++++ INFORMATION GIVEN

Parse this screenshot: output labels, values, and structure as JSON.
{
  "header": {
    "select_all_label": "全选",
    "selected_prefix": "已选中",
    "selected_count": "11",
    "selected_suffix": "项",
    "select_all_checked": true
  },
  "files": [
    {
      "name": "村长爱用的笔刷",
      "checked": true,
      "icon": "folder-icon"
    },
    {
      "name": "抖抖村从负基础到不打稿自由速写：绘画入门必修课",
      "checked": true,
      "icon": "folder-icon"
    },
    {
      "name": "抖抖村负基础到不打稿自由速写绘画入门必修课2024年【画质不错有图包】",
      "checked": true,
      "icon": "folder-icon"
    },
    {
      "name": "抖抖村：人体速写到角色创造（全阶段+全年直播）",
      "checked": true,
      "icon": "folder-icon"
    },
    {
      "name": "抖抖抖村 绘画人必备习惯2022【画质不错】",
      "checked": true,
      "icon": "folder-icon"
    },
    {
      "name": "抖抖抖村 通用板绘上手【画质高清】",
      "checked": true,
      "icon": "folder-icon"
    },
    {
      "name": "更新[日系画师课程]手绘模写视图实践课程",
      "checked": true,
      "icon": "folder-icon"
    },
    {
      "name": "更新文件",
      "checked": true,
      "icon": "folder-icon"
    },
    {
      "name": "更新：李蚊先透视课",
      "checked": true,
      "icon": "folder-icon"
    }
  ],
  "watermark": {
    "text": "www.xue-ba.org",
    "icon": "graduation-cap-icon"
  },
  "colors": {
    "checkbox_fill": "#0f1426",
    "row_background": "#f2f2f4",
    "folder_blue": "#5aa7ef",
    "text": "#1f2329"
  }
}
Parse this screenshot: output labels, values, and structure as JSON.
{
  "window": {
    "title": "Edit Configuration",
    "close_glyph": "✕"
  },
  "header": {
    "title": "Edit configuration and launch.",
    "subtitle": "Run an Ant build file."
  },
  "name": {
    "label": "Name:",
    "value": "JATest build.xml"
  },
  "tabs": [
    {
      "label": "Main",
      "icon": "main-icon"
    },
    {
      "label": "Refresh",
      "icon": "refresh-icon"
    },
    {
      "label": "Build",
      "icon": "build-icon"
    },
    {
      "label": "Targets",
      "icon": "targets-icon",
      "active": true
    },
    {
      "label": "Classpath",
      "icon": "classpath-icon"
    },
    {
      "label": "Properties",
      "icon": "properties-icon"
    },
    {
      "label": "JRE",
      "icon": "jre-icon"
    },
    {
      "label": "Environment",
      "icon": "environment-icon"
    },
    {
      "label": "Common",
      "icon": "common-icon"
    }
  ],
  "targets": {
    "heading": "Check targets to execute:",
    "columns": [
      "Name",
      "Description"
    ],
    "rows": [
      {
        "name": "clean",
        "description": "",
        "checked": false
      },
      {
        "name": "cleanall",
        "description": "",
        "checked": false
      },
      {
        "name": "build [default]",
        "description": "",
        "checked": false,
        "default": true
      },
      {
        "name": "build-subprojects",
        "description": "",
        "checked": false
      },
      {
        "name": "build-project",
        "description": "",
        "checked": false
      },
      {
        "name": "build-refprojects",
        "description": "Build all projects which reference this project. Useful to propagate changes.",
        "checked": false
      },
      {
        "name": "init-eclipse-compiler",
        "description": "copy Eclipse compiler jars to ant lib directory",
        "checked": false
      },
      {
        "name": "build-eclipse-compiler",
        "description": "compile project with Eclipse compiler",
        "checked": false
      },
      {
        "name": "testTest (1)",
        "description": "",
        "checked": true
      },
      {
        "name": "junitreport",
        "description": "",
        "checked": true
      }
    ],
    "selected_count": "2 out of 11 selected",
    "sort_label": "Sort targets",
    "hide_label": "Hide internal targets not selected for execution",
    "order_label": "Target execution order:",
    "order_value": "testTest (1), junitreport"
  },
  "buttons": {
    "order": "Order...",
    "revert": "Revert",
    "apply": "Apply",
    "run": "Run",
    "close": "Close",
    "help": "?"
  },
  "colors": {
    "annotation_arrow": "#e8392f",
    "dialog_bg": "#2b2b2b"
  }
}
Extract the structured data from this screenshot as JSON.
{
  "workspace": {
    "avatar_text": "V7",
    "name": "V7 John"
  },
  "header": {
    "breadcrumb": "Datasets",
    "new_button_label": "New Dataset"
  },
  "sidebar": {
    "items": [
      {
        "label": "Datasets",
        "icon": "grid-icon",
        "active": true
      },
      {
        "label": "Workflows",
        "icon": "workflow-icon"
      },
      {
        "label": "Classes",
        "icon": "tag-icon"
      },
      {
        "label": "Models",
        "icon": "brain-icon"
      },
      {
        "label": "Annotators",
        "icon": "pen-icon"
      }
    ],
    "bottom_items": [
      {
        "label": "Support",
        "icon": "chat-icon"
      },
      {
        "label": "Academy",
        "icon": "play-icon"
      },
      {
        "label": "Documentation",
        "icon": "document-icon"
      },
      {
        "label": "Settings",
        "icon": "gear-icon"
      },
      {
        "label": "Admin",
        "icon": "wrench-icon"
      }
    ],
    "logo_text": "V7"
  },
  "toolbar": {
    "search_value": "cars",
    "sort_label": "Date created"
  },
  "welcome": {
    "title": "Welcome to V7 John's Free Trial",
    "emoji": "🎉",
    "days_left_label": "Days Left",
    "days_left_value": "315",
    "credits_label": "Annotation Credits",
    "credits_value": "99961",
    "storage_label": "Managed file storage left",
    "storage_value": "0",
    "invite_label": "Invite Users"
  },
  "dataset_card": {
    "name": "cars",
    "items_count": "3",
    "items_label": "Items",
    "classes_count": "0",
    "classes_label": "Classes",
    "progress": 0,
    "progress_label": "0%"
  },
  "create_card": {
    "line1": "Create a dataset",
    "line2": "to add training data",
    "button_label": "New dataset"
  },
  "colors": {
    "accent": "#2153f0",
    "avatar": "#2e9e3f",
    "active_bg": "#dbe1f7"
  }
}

++++++++

§ WHAT YOU WILL DO
Return the entries above exactly as they appear.

§ OUTPUT
Parse this screenshot: output labels, values, and structure as JSON.
{
  "header": {
    "select_all_label": "全选",
    "selected_prefix": "已选中",
    "selected_count": "11",
    "selected_suffix": "项",
    "select_all_checked": true
  },
  "files": [
    {
      "name": "村长爱用的笔刷",
      "checked": true,
      "icon": "folder-icon"
    },
    {
      "name": "抖抖村从负基础到不打稿自由速写：绘画入门必修课",
      "checked": true,
      "icon": "folder-icon"
    },
    {
      "name": "抖抖村负基础到不打稿自由速写绘画入门必修课2024年【画质不错有图包】",
      "checked": true,
      "icon": "folder-icon"
    },
    {
      "name": "抖抖村：人体速写到角色创造（全阶段+全年直播）",
      "checked": true,
      "icon": "folder-icon"
    },
    {
      "name": "抖抖抖村 绘画人必备习惯2022【画质不错】",
      "checked": true,
      "icon": "folder-icon"
    },
    {
      "name": "抖抖抖村 通用板绘上手【画质高清】",
      "checked": true,
      "icon": "folder-icon"
    },
    {
      "name": "更新[日系画师课程]手绘模写视图实践课程",
      "checked": true,
      "icon": "folder-icon"
    },
    {
      "name": "更新文件",
      "checked": true,
      "icon": "folder-icon"
    },
    {
      "name": "更新：李蚊先透视课",
      "checked": true,
      "icon": "folder-icon"
    }
  ],
  "watermark": {
    "text": "www.xue-ba.org",
    "icon": "graduation-cap-icon"
  },
  "colors": {
    "checkbox_fill": "#0f1426",
    "row_background": "#f2f2f4",
    "folder_blue": "#5aa7ef",
    "text": "#1f2329"
  }
}
Parse this screenshot: output labels, values, and structure as JSON.
{
  "window": {
    "title": "Edit Configuration",
    "close_glyph": "✕"
  },
  "header": {
    "title": "Edit configuration and launch.",
    "subtitle": "Run an Ant build file."
  },
  "name": {
    "label": "Name:",
    "value": "JATest build.xml"
  },
  "tabs": [
    {
      "label": "Main",
      "icon": "main-icon"
    },
    {
      "label": "Refresh",
      "icon": "refresh-icon"
    },
    {
      "label": "Build",
      "icon": "build-icon"
    },
    {
      "label": "Targets",
      "icon": "targets-icon",
      "active": true
    },
    {
      "label": "Classpath",
      "icon": "classpath-icon"
    },
    {
      "label": "Properties",
      "icon": "properties-icon"
    },
    {
      "label": "JRE",
      "icon": "jre-icon"
    },
    {
      "label": "Environment",
      "icon": "environment-icon"
    },
    {
      "label": "Common",
      "icon": "common-icon"
    }
  ],
  "targets": {
    "heading": "Check targets to execute:",
    "columns": [
      "Name",
      "Description"
    ],
    "rows": [
      {
        "name": "clean",
        "description": "",
        "checked": false
      },
      {
        "name": "cleanall",
        "description": "",
        "checked": false
      },
      {
        "name": "build [default]",
        "description": "",
        "checked": false,
        "default": true
      },
      {
        "name": "build-subprojects",
        "description": "",
        "checked": false
      },
      {
        "name": "build-project",
        "description": "",
        "checked": false
      },
      {
        "name": "build-refprojects",
        "description": "Build all projects which reference this project. Useful to propagate changes.",
        "checked": false
      },
      {
        "name": "init-eclipse-compiler",
        "description": "copy Eclipse compiler jars to ant lib directory",
        "checked": false
      },
      {
        "name": "build-eclipse-compiler",
        "description": "compile project with Eclipse compiler",
        "checked": false
      },
      {
        "name": "testTest (1)",
        "description": "",
        "checked": true
      },
      {
        "name": "junitreport",
        "description": "",
        "checked": true
      }
    ],
    "selected_count": "2 out of 11 selected",
    "sort_label": "Sort targets",
    "hide_label": "Hide internal targets not selected for execution",
    "order_label": "Target execution order:",
    "order_value": "testTest (1), junitreport"
  },
  "buttons": {
    "order": "Order...",
    "revert": "Revert",
    "apply": "Apply",
    "run": "Run",
    "close": "Close",
    "help": "?"
  },
  "colors": {
    "annotation_arrow": "#e8392f",
    "dialog_bg": "#2b2b2b"
  }
}
Extract the structured data from this screenshot as JSON.
{
  "workspace": {
    "avatar_text": "V7",
    "name": "V7 John"
  },
  "header": {
    "breadcrumb": "Datasets",
    "new_button_label": "New Dataset"
  },
  "sidebar": {
    "items": [
      {
        "label": "Datasets",
        "icon": "grid-icon",
        "active": true
      },
      {
        "label": "Workflows",
        "icon": "workflow-icon"
      },
      {
        "label": "Classes",
        "icon": "tag-icon"
      },
      {
        "label": "Models",
        "icon": "brain-icon"
      },
      {
        "label": "Annotators",
        "icon": "pen-icon"
      }
    ],
    "bottom_items": [
      {
        "label": "Support",
        "icon": "chat-icon"
      },
      {
        "label": "Academy",
        "icon": "play-icon"
      },
      {
        "label": "Documentation",
        "icon": "document-icon"
      },
      {
        "label": "Settings",
        "icon": "gear-icon"
      },
      {
        "label": "Admin",
        "icon": "wrench-icon"
      }
    ],
    "logo_text": "V7"
  },
  "toolbar": {
    "search_value": "cars",
    "sort_label": "Date created"
  },
  "welcome": {
    "title": "Welcome to V7 John's Free Trial",
    "emoji": "🎉",
    "days_left_label": "Days Left",
    "days_left_value": "315",
    "credits_label": "Annotation Credits",
    "credits_value": "99961",
    "storage_label": "Managed file storage left",
    "storage_value": "0",
    "invite_label": "Invite Users"
  },
  "dataset_card": {
    "name": "cars",
    "items_count": "3",
    "items_label": "Items",
    "classes_count": "0",
    "classes_label": "Classes",
    "progress": 0,
    "progress_label": "0%"
  },
  "create_card": {
    "line1": "Create a dataset",
    "line2": "to add training data",
    "button_label": "New dataset"
  },
  "colors": {
    "accent": "#2153f0",
    "avatar": "#2e9e3f",
    "active_bg": "#dbe1f7"
  }
}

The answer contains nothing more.